TASK TO COMPLETE: Give back exactly the lines starting at the one with "What text is on this page?" and ending at the last line of the data below. Pictures are not part of the copy.

DATA SHOWN:
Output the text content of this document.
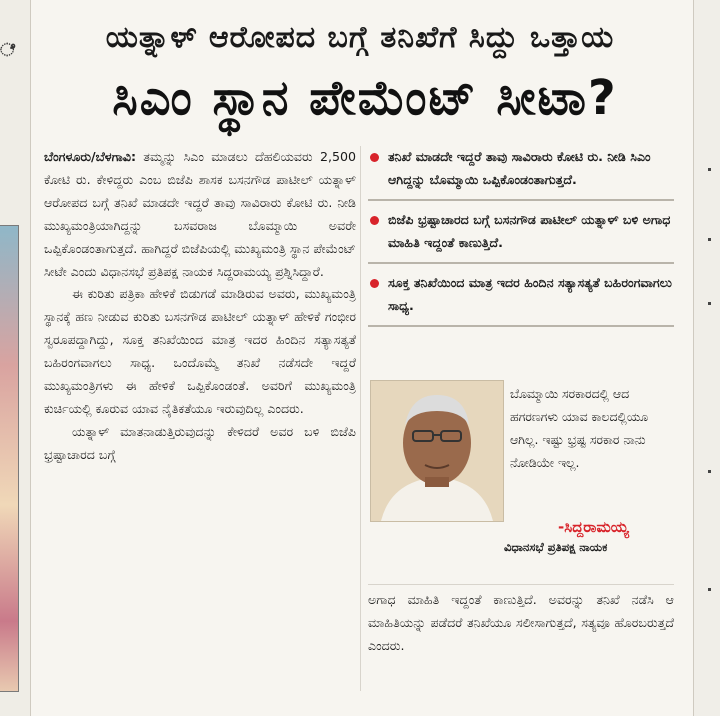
ೆ	ಯತ್ನಾಳ್ ಆರೋಪದ ಬಗ್ಗೆ ತನಿಖೆಗೆ ಸಿದ್ದು ಒತ್ತಾಯ
ಸಿಎಂ ಸ್ಥಾನ ಪೇಮೆಂಟ್ ಸೀಟಾ?

ಬೆಂಗಳೂರು/ಬೆಳಗಾವಿ: ತಮ್ಮನ್ನು ಸಿಎಂ ಮಾಡಲು ದೆಹಲಿಯವರು 2,500 ಕೋಟಿ ರು. ಕೇಳಿದ್ದರು ಎಂಬ ಬಿಜೆಪಿ ಶಾಸಕ ಬಸನಗೌಡ ಪಾಟೀಲ್ ಯತ್ನಾಳ್ ಆರೋಪದ ಬಗ್ಗೆ ತನಿಖೆ ಮಾಡದೇ ಇದ್ದರೆ ತಾವು ಸಾವಿರಾರು ಕೋಟಿ ರು. ನೀಡಿ ಮುಖ್ಯಮಂತ್ರಿಯಾಗಿದ್ದನ್ನು ಬಸವರಾಜ ಬೊಮ್ಮಾಯಿ ಅವರೇ ಒಪ್ಪಿಕೊಂಡಂತಾಗುತ್ತದೆ. ಹಾಗಿದ್ದರೆ ಬಿಜೆಪಿಯಲ್ಲಿ ಮುಖ್ಯಮಂತ್ರಿ ಸ್ಥಾನ ಪೇಮೆಂಟ್ ಸೀಟೇ ಎಂದು ವಿಧಾನಸಭೆ ಪ್ರತಿಪಕ್ಷ ನಾಯಕ ಸಿದ್ದರಾಮಯ್ಯ ಪ್ರಶ್ನಿಸಿದ್ದಾರೆ.

ಈ ಕುರಿತು ಪತ್ರಿಕಾ ಹೇಳಿಕೆ ಬಿಡುಗಡೆ ಮಾಡಿರುವ ಅವರು, ಮುಖ್ಯಮಂತ್ರಿ ಸ್ಥಾನಕ್ಕೆ ಹಣ ನೀಡುವ ಕುರಿತು ಬಸನಗೌಡ ಪಾಟೀಲ್ ಯತ್ನಾಳ್ ಹೇಳಿಕೆ ಗಂಭೀರ ಸ್ವರೂಪದ್ದಾಗಿದ್ದು, ಸೂಕ್ತ ತನಿಖೆಯಿಂದ ಮಾತ್ರ ಇದರ ಹಿಂದಿನ ಸತ್ಯಾಸತ್ಯತೆ ಬಹಿರಂಗವಾಗಲು ಸಾಧ್ಯ. ಒಂದೊಮ್ಮೆ ತನಿಖೆ ನಡೆಸದೇ ಇದ್ದರೆ ಮುಖ್ಯಮಂತ್ರಿಗಳು ಈ ಹೇಳಿಕೆ ಒಪ್ಪಿಕೊಂಡಂತೆ. ಅವರಿಗೆ ಮುಖ್ಯಮಂತ್ರಿ ಕುರ್ಚಿಯಲ್ಲಿ ಕೂರುವ ಯಾವ ನೈತಿಕತೆಯೂ ಇರುವುದಿಲ್ಲ ಎಂದರು.

ಯತ್ನಾಳ್ ಮಾತನಾಡುತ್ತಿರುವುದನ್ನು ಕೇಳಿದರೆ ಅವರ ಬಳಿ ಬಿಜೆಪಿ ಭ್ರಷ್ಟಾಚಾರದ ಬಗ್ಗೆ

ತನಿಖೆ ಮಾಡದೇ ಇದ್ದರೆ ತಾವು ಸಾವಿರಾರು ಕೋಟಿ ರು. ನೀಡಿ ಸಿಎಂ ಆಗಿದ್ದನ್ನು ಬೊಮ್ಮಾಯಿ ಒಪ್ಪಿಕೊಂಡಂತಾಗುತ್ತದೆ.
ಬಿಜೆಪಿ ಭ್ರಷ್ಟಾಚಾರದ ಬಗ್ಗೆ ಬಸನಗೌಡ ಪಾಟೀಲ್ ಯತ್ನಾಳ್ ಬಳಿ ಅಗಾಧ ಮಾಹಿತಿ ಇದ್ದಂತೆ ಕಾಣುತ್ತಿದೆ.
ಸೂಕ್ತ ತನಿಖೆಯಿಂದ ಮಾತ್ರ ಇದರ ಹಿಂದಿನ ಸತ್ಯಾಸತ್ಯತೆ ಬಹಿರಂಗವಾಗಲು ಸಾಧ್ಯ.
ಬೊಮ್ಮಾಯಿ ಸರಕಾರದಲ್ಲಿ ಆದ ಹಗರಣಗಳು ಯಾವ ಕಾಲದಲ್ಲಿಯೂ ಆಗಿಲ್ಲ. ಇಷ್ಟು ಭ್ರಷ್ಟ ಸರಕಾರ ನಾನು ನೋಡಿಯೇ ಇಲ್ಲ.
-ಸಿದ್ದರಾಮಯ್ಯ
ವಿಧಾನಸಭೆ ಪ್ರತಿಪಕ್ಷ ನಾಯಕ
ಅಗಾಧ ಮಾಹಿತಿ ಇದ್ದಂತೆ ಕಾಣುತ್ತಿದೆ. ಅವರನ್ನು ತನಿಖೆ ನಡೆಸಿ ಆ ಮಾಹಿತಿಯನ್ನು ಪಡೆದರೆ ತನಿಖೆಯೂ ಸಲೀಸಾಗುತ್ತದೆ, ಸತ್ಯವೂ ಹೊರಬರುತ್ತದೆ ಎಂದರು.
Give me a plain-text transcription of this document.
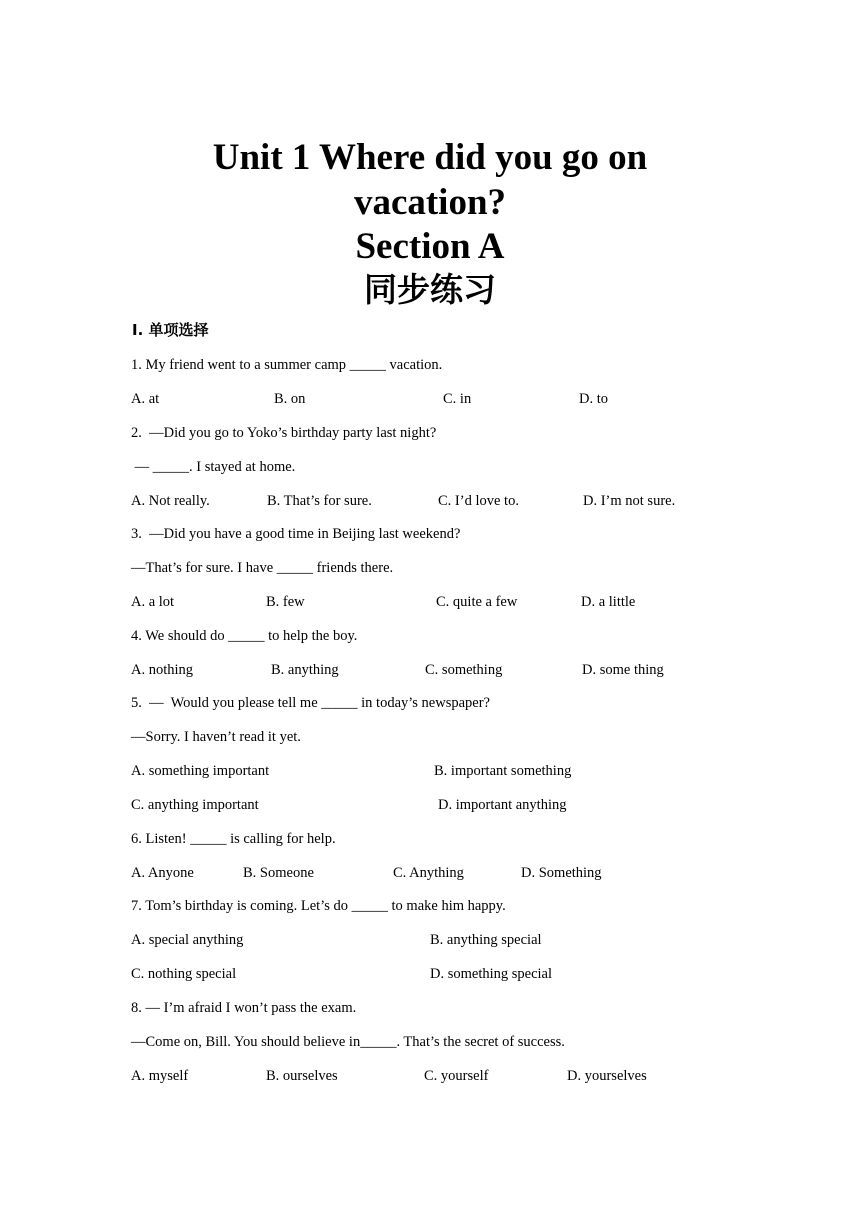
Unit 1 Where did you go on
vacation?
Section A
同步练习
Ⅰ. 单项选择
1. My friend went to a summer camp _____ vacation.
A. at	B. on	C. in	D. to
2.  —Did you go to Yoko’s birthday party last night?
— _____. I stayed at home.
A. Not really.	B. That’s for sure.	C. I’d love to.	D. I’m not sure.
3.  —Did you have a good time in Beijing last weekend?
—That’s for sure. I have _____ friends there.
A. a lot	B. few	C. quite a few	D. a little
4. We should do _____ to help the boy.
A. nothing	B. anything	C. something	D. some thing
5.  —  Would you please tell me _____ in today’s newspaper?
—Sorry. I haven’t read it yet.
A. something important	B. important something
C. anything important	D. important anything
6. Listen! _____ is calling for help.
A. Anyone	B. Someone	C. Anything	D. Something
7. Tom’s birthday is coming. Let’s do _____ to make him happy.
A. special anything	B. anything special
C. nothing special	D. something special
8. — I’m afraid I won’t pass the exam.
—Come on, Bill. You should believe in_____. That’s the secret of success.
A. myself	B. ourselves	C. yourself	D. yourselves
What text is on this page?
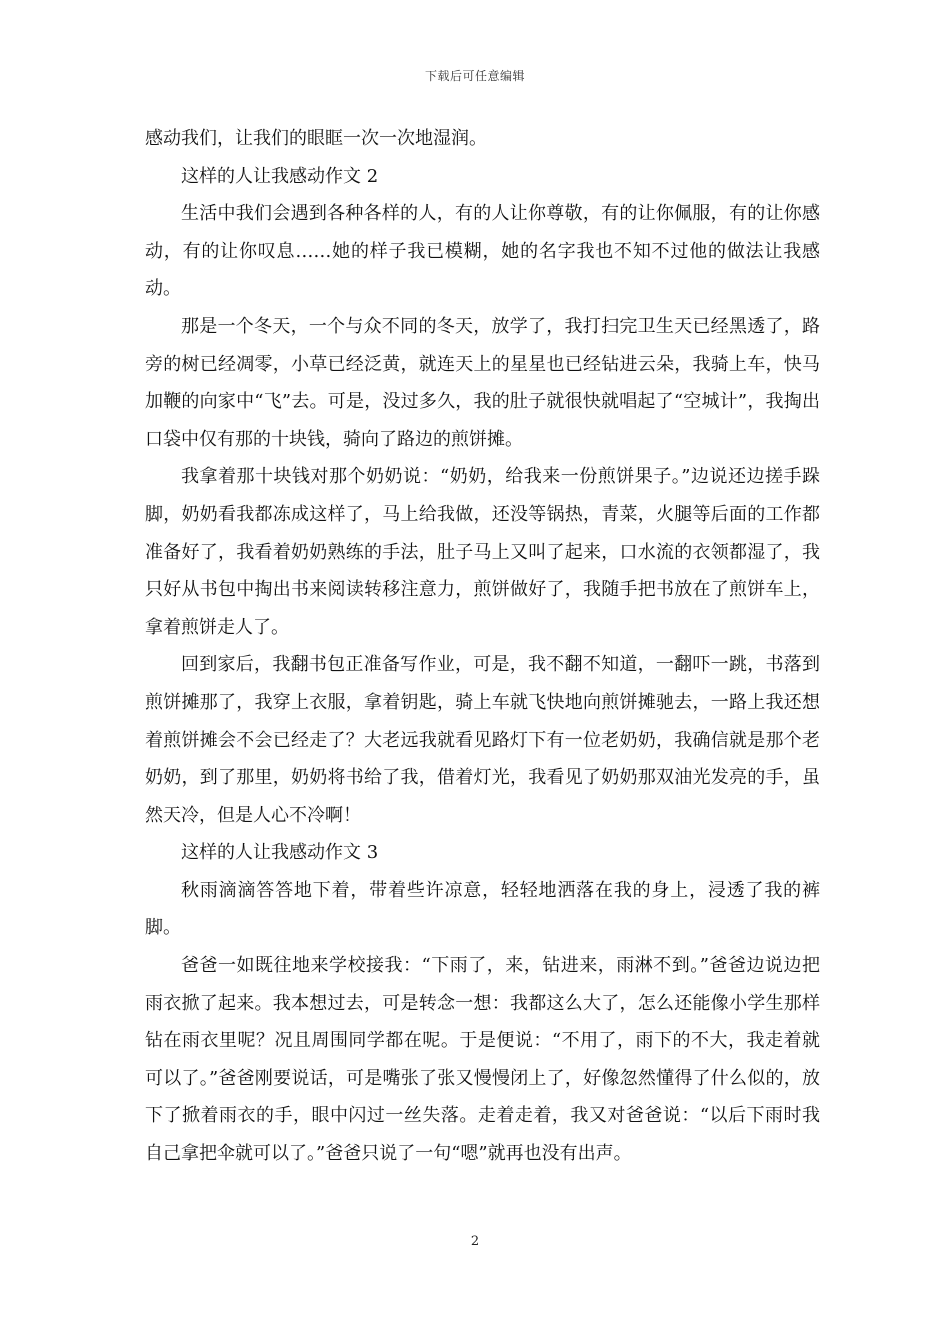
下载后可任意编辑

感动我们，让我们的眼眶一次一次地湿润。

这样的人让我感动作文 2

生活中我们会遇到各种各样的人，有的人让你尊敬，有的让你佩服，有的让你感动，有的让你叹息……她的样子我已模糊，她的名字我也不知不过他的做法让我感动。

那是一个冬天，一个与众不同的冬天，放学了，我打扫完卫生天已经黑透了，路旁的树已经凋零，小草已经泛黄，就连天上的星星也已经钻进云朵，我骑上车，快马加鞭的向家中“飞”去。可是，没过多久，我的肚子就很快就唱起了“空城计”，我掏出口袋中仅有那的十块钱，骑向了路边的煎饼摊。

我拿着那十块钱对那个奶奶说：“奶奶，给我来一份煎饼果子。”边说还边搓手跺脚，奶奶看我都冻成这样了，马上给我做，还没等锅热，青菜，火腿等后面的工作都准备好了，我看着奶奶熟练的手法，肚子马上又叫了起来，口水流的衣领都湿了，我只好从书包中掏出书来阅读转移注意力，煎饼做好了，我随手把书放在了煎饼车上，拿着煎饼走人了。

回到家后，我翻书包正准备写作业，可是，我不翻不知道，一翻吓一跳，书落到煎饼摊那了，我穿上衣服，拿着钥匙，骑上车就飞快地向煎饼摊驰去，一路上我还想着煎饼摊会不会已经走了？大老远我就看见路灯下有一位老奶奶，我确信就是那个老奶奶，到了那里，奶奶将书给了我，借着灯光，我看见了奶奶那双油光发亮的手，虽然天冷，但是人心不冷啊！

这样的人让我感动作文 3

秋雨滴滴答答地下着，带着些许凉意，轻轻地洒落在我的身上，浸透了我的裤脚。

爸爸一如既往地来学校接我：“下雨了，来，钻进来，雨淋不到。”爸爸边说边把雨衣掀了起来。我本想过去，可是转念一想：我都这么大了，怎么还能像小学生那样钻在雨衣里呢？况且周围同学都在呢。于是便说：“不用了，雨下的不大，我走着就可以了。”爸爸刚要说话，可是嘴张了张又慢慢闭上了，好像忽然懂得了什么似的，放下了掀着雨衣的手，眼中闪过一丝失落。走着走着，我又对爸爸说：“以后下雨时我自己拿把伞就可以了。”爸爸只说了一句“嗯”就再也没有出声。

2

TASK RESPONSE:
What text is on this page?
下载后可任意编辑

感动我们，让我们的眼眶一次一次地湿润。

这样的人让我感动作文 2

生活中我们会遇到各种各样的人，有的人让你尊敬，有的让你佩服，有的让你感动，有的让你叹息……她的样子我已模糊，她的名字我也不知不过他的做法让我感动。

那是一个冬天，一个与众不同的冬天，放学了，我打扫完卫生天已经黑透了，路旁的树已经凋零，小草已经泛黄，就连天上的星星也已经钻进云朵，我骑上车，快马加鞭的向家中“飞”去。可是，没过多久，我的肚子就很快就唱起了“空城计”，我掏出口袋中仅有那的十块钱，骑向了路边的煎饼摊。

我拿着那十块钱对那个奶奶说：“奶奶，给我来一份煎饼果子。”边说还边搓手跺脚，奶奶看我都冻成这样了，马上给我做，还没等锅热，青菜，火腿等后面的工作都准备好了，我看着奶奶熟练的手法，肚子马上又叫了起来，口水流的衣领都湿了，我只好从书包中掏出书来阅读转移注意力，煎饼做好了，我随手把书放在了煎饼车上，拿着煎饼走人了。

回到家后，我翻书包正准备写作业，可是，我不翻不知道，一翻吓一跳，书落到煎饼摊那了，我穿上衣服，拿着钥匙，骑上车就飞快地向煎饼摊驰去，一路上我还想着煎饼摊会不会已经走了？大老远我就看见路灯下有一位老奶奶，我确信就是那个老奶奶，到了那里，奶奶将书给了我，借着灯光，我看见了奶奶那双油光发亮的手，虽然天冷，但是人心不冷啊！

这样的人让我感动作文 3

秋雨滴滴答答地下着，带着些许凉意，轻轻地洒落在我的身上，浸透了我的裤脚。

爸爸一如既往地来学校接我：“下雨了，来，钻进来，雨淋不到。”爸爸边说边把雨衣掀了起来。我本想过去，可是转念一想：我都这么大了，怎么还能像小学生那样钻在雨衣里呢？况且周围同学都在呢。于是便说：“不用了，雨下的不大，我走着就可以了。”爸爸刚要说话，可是嘴张了张又慢慢闭上了，好像忽然懂得了什么似的，放下了掀着雨衣的手，眼中闪过一丝失落。走着走着，我又对爸爸说：“以后下雨时我自己拿把伞就可以了。”爸爸只说了一句“嗯”就再也没有出声。

2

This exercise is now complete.